**Brief**
Scan the data below for the string "proteids". Show every line where it turns up.
--- Begin ---
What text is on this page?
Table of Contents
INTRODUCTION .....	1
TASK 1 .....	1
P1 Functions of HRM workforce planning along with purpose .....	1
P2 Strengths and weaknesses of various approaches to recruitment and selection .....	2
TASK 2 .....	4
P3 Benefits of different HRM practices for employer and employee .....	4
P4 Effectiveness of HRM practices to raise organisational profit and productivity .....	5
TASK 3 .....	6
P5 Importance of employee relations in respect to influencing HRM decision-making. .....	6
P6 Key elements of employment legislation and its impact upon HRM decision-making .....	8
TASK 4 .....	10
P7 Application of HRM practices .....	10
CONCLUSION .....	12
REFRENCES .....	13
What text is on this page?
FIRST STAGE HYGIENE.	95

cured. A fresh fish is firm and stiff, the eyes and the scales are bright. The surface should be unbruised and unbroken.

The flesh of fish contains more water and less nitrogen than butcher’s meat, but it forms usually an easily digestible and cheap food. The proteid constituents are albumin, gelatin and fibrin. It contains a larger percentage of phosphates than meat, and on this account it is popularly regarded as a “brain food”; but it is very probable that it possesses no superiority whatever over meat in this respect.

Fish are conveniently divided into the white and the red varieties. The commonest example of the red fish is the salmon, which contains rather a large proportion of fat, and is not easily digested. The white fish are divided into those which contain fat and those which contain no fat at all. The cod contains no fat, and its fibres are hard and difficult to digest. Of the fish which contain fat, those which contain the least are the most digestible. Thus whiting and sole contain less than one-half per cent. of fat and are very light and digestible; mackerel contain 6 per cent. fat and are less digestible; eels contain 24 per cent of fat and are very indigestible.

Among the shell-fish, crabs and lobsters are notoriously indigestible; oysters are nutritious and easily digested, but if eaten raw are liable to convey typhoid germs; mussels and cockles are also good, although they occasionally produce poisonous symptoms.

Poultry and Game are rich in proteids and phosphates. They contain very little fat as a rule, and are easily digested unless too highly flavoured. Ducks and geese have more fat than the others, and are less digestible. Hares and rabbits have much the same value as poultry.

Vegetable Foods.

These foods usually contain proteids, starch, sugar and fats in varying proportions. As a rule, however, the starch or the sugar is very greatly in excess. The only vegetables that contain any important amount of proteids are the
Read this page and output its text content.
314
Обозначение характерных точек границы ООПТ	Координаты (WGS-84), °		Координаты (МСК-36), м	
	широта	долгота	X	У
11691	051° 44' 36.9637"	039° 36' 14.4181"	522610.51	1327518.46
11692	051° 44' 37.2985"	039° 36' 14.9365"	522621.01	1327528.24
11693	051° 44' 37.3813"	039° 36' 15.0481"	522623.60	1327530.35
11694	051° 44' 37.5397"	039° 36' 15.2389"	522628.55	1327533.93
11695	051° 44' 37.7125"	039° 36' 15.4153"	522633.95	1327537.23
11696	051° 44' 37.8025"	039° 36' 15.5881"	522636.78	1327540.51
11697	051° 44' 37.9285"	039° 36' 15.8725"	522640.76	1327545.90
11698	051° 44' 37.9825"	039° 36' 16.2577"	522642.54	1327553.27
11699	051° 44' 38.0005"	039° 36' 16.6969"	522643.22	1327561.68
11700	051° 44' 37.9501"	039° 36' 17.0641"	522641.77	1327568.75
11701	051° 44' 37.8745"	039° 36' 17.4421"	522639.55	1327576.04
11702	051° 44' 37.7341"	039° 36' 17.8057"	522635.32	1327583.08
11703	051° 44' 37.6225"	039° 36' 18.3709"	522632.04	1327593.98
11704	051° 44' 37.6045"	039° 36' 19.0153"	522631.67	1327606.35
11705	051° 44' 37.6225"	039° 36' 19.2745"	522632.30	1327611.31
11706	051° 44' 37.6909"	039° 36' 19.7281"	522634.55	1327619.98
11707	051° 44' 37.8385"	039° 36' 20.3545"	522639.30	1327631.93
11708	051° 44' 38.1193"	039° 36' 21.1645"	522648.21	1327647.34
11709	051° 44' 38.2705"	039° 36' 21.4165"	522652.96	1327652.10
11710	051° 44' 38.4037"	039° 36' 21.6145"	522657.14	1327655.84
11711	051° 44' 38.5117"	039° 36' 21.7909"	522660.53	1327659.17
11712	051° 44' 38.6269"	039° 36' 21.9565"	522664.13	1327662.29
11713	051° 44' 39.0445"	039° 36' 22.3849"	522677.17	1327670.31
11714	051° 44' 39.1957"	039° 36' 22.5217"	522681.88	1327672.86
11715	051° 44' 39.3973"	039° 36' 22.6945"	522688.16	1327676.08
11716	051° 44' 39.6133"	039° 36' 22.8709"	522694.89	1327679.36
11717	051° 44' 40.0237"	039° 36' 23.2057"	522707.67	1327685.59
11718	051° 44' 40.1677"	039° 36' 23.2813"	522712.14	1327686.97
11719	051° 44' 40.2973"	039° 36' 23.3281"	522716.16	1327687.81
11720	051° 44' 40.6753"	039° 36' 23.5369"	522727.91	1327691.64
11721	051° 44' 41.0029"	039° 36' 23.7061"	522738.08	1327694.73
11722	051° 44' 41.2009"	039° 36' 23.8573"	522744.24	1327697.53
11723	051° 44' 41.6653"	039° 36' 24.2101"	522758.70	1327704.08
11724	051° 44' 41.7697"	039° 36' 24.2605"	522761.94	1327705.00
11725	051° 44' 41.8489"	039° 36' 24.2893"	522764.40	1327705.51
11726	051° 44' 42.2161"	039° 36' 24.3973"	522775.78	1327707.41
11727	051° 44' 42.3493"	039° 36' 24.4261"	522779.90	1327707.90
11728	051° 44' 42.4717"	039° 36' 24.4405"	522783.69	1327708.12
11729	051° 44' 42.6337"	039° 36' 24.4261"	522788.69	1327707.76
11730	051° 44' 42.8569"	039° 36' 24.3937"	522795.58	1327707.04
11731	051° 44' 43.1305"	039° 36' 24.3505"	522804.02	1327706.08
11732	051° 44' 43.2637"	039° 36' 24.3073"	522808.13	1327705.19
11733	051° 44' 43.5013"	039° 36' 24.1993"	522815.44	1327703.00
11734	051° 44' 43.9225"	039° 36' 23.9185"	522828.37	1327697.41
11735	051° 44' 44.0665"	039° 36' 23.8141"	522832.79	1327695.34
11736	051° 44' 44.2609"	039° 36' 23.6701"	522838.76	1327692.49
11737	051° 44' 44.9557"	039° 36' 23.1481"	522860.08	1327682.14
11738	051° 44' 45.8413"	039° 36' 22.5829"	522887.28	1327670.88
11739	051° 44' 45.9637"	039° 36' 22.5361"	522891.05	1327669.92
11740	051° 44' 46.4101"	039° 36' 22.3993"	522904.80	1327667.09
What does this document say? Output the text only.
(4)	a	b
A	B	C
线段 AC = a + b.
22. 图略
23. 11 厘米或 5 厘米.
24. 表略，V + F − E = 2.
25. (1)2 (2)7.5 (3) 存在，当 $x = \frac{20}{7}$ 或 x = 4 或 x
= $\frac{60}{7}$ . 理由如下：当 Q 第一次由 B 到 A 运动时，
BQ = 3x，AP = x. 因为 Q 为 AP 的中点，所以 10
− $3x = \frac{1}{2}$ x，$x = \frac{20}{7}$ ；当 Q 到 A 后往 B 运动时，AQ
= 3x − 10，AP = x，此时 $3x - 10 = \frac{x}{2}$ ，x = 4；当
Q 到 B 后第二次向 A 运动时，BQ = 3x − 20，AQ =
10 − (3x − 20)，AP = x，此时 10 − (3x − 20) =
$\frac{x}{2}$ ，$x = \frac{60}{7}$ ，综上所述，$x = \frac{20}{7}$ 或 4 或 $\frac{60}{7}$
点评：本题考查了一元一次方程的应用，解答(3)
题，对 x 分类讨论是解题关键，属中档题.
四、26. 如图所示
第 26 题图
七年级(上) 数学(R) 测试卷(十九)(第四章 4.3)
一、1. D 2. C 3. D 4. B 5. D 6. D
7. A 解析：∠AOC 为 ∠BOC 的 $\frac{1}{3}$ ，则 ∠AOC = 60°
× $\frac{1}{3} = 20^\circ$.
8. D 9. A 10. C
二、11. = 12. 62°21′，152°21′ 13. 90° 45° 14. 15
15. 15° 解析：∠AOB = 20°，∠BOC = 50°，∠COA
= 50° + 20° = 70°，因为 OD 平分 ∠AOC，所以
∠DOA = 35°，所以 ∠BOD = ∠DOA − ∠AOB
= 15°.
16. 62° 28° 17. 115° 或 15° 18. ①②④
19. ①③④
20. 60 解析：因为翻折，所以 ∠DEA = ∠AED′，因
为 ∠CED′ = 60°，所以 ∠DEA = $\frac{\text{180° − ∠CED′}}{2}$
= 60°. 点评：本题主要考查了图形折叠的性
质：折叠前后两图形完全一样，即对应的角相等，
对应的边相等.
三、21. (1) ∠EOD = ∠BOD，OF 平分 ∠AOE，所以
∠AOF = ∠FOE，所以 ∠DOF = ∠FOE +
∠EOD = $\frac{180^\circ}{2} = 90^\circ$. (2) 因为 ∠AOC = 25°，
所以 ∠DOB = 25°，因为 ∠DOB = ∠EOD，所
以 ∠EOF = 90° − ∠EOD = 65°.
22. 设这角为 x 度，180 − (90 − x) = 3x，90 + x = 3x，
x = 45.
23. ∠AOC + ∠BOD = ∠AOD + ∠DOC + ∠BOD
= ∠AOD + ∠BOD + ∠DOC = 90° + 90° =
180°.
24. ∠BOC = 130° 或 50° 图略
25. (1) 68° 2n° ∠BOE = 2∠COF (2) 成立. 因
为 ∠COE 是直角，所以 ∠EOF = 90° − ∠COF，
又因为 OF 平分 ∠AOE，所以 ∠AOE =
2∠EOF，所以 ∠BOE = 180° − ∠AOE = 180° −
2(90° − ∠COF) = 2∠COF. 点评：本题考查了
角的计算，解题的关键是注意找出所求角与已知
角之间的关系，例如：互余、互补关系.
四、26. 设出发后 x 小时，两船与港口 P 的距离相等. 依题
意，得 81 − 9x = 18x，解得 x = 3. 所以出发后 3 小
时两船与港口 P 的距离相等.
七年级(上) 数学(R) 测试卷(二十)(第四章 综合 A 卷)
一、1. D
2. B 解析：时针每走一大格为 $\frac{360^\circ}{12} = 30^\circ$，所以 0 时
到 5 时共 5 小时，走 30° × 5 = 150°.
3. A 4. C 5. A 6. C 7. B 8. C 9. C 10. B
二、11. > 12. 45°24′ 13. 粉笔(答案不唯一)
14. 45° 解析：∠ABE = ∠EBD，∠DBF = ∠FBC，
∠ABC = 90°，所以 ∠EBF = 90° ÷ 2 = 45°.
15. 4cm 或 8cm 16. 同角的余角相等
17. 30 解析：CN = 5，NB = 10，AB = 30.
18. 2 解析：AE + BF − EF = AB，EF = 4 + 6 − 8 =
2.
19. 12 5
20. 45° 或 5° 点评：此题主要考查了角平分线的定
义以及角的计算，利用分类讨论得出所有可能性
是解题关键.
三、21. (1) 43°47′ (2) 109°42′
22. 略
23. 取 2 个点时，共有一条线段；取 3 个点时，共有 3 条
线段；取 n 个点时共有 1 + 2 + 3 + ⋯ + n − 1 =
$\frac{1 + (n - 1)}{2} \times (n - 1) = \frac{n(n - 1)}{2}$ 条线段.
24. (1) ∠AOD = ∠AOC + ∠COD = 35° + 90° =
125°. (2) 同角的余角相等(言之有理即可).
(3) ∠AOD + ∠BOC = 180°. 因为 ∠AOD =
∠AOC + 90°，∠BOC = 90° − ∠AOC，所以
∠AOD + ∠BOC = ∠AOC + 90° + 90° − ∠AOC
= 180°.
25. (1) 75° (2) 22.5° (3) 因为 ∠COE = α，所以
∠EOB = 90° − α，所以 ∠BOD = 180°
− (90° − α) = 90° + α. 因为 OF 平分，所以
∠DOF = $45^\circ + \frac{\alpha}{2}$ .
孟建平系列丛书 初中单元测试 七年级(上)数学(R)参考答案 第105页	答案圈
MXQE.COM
--- End ---
**Answer to the problem**
Poultry and Game are rich in proteids and phosphates. They contain very little fat as a rule, and are easily digested unless too highly flavoured. Ducks and geese have more fat than the others, and are less digestible. Hares and rabbits have much the same value as poultry.
These foods usually contain proteids, starch, sugar and fats in varying proportions. As a rule, however, the starch or the sugar is very greatly in excess. The only vegetables that contain any important amount of proteids are the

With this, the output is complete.